[Data excerpts]

────────────────────────────────────────

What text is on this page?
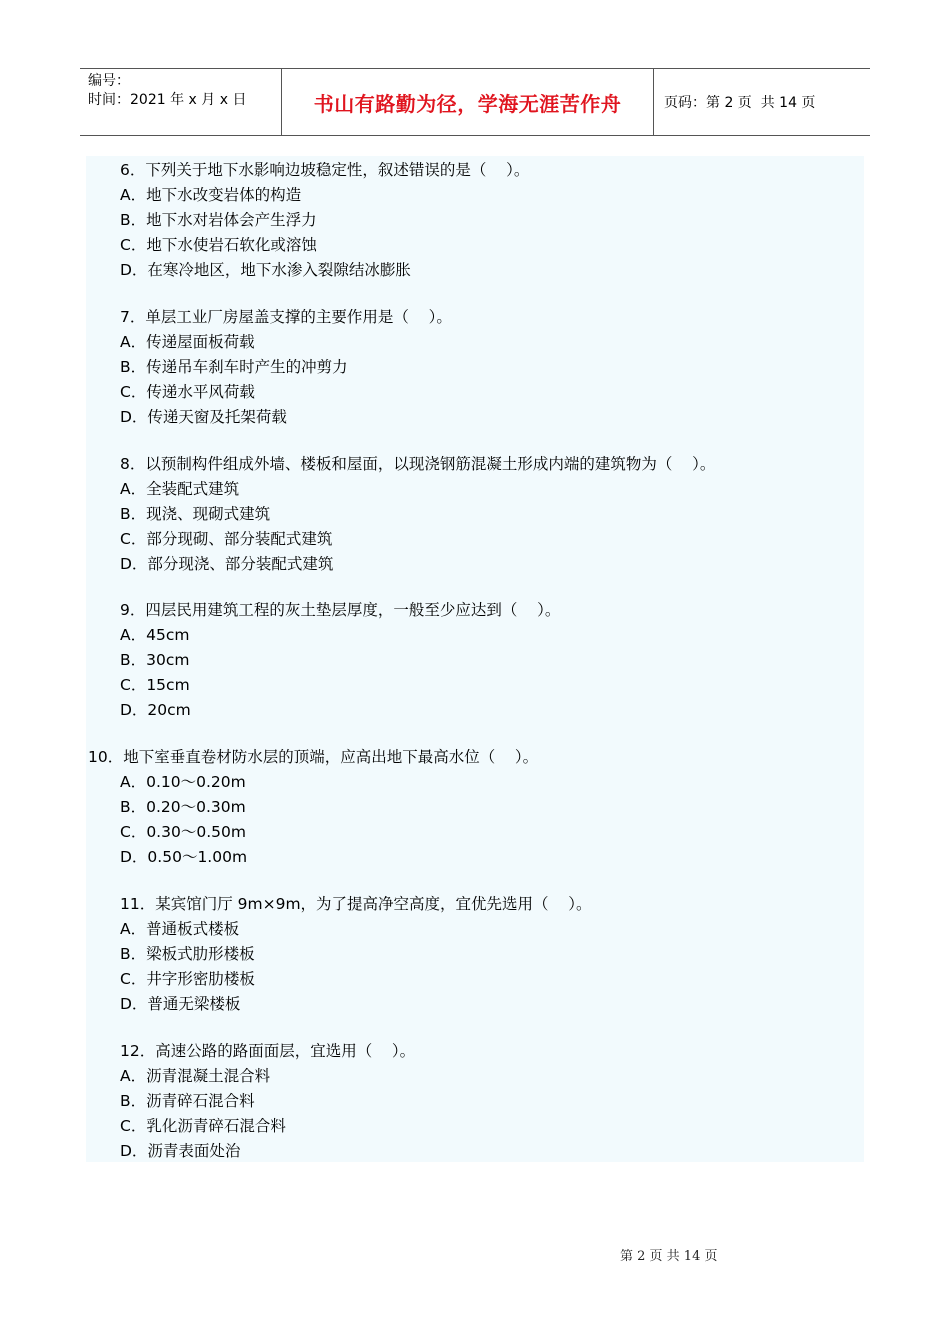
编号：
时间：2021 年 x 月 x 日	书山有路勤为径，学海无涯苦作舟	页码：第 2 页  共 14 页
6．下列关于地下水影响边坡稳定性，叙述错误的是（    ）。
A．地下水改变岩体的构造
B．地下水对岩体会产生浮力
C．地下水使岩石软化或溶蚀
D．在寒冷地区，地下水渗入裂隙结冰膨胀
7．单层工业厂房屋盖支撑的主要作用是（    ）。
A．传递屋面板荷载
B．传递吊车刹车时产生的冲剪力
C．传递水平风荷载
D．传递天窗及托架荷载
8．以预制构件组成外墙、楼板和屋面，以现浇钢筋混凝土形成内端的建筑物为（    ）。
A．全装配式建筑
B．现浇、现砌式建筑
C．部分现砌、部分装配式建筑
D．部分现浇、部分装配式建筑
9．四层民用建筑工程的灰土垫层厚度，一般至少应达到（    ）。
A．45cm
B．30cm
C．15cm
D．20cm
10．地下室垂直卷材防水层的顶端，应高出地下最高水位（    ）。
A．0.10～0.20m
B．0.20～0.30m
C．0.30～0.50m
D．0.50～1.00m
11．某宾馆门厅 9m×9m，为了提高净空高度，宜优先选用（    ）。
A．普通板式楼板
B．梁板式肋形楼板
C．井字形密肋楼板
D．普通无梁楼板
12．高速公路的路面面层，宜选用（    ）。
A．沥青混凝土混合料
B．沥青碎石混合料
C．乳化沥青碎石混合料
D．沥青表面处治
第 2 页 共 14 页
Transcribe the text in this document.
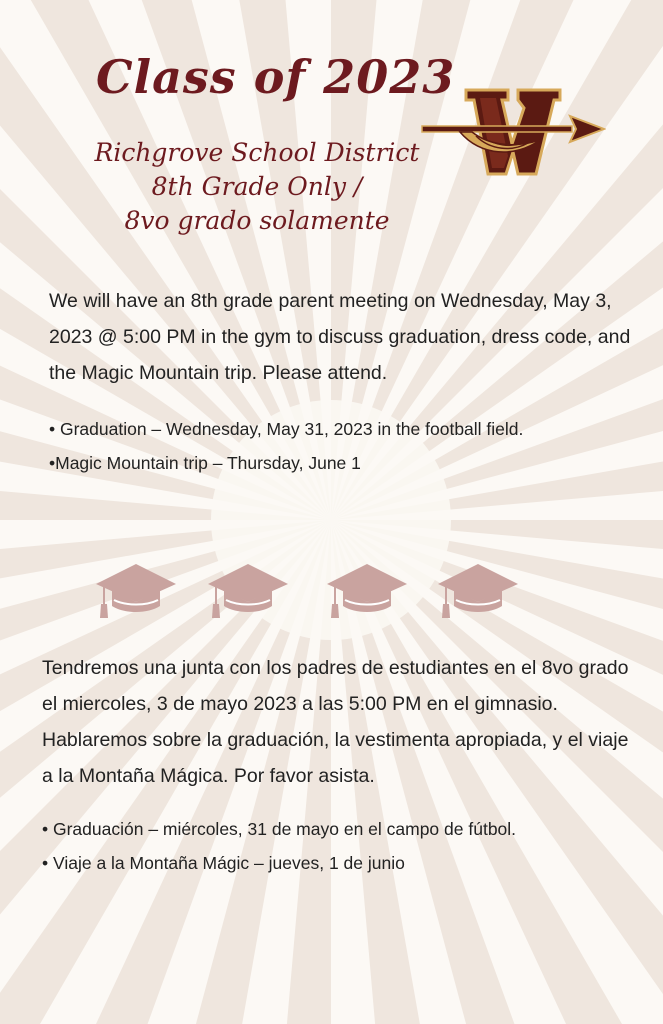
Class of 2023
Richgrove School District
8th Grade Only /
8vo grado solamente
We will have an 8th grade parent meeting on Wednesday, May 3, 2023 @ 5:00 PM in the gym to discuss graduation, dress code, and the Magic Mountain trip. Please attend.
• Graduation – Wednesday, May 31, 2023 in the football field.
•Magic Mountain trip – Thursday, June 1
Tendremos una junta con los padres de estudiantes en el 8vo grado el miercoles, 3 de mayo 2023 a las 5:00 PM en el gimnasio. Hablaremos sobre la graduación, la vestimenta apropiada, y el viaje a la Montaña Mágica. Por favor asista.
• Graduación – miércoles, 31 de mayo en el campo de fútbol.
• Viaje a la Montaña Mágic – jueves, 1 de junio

────────────────────────────────────────

◆ What this task involves
Output all of the records exactly as they appear above, but not the pictures.

◆ Solution to this exercise
What text is on this page?
编号：
时间：2021 年 x 月 x 日	书山有路勤为径，学海无涯苦作舟	页码：第 2 页  共 14 页
6．下列关于地下水影响边坡稳定性，叙述错误的是（    ）。
A．地下水改变岩体的构造
B．地下水对岩体会产生浮力
C．地下水使岩石软化或溶蚀
D．在寒冷地区，地下水渗入裂隙结冰膨胀
7．单层工业厂房屋盖支撑的主要作用是（    ）。
A．传递屋面板荷载
B．传递吊车刹车时产生的冲剪力
C．传递水平风荷载
D．传递天窗及托架荷载
8．以预制构件组成外墙、楼板和屋面，以现浇钢筋混凝土形成内端的建筑物为（    ）。
A．全装配式建筑
B．现浇、现砌式建筑
C．部分现砌、部分装配式建筑
D．部分现浇、部分装配式建筑
9．四层民用建筑工程的灰土垫层厚度，一般至少应达到（    ）。
A．45cm
B．30cm
C．15cm
D．20cm
10．地下室垂直卷材防水层的顶端，应高出地下最高水位（    ）。
A．0.10～0.20m
B．0.20～0.30m
C．0.30～0.50m
D．0.50～1.00m
11．某宾馆门厅 9m×9m，为了提高净空高度，宜优先选用（    ）。
A．普通板式楼板
B．梁板式肋形楼板
C．井字形密肋楼板
D．普通无梁楼板
12．高速公路的路面面层，宜选用（    ）。
A．沥青混凝土混合料
B．沥青碎石混合料
C．乳化沥青碎石混合料
D．沥青表面处治
第 2 页 共 14 页
Transcribe the text in this document.
Class of 2023
Richgrove School District
8th Grade Only /
8vo grado solamente
We will have an 8th grade parent meeting on Wednesday, May 3, 2023 @ 5:00 PM in the gym to discuss graduation, dress code, and the Magic Mountain trip. Please attend.
• Graduation – Wednesday, May 31, 2023 in the football field.
•Magic Mountain trip – Thursday, June 1
Tendremos una junta con los padres de estudiantes en el 8vo grado el miercoles, 3 de mayo 2023 a las 5:00 PM en el gimnasio. Hablaremos sobre la graduación, la vestimenta apropiada, y el viaje a la Montaña Mágica. Por favor asista.
• Graduación – miércoles, 31 de mayo en el campo de fútbol.
• Viaje a la Montaña Mágic – jueves, 1 de junio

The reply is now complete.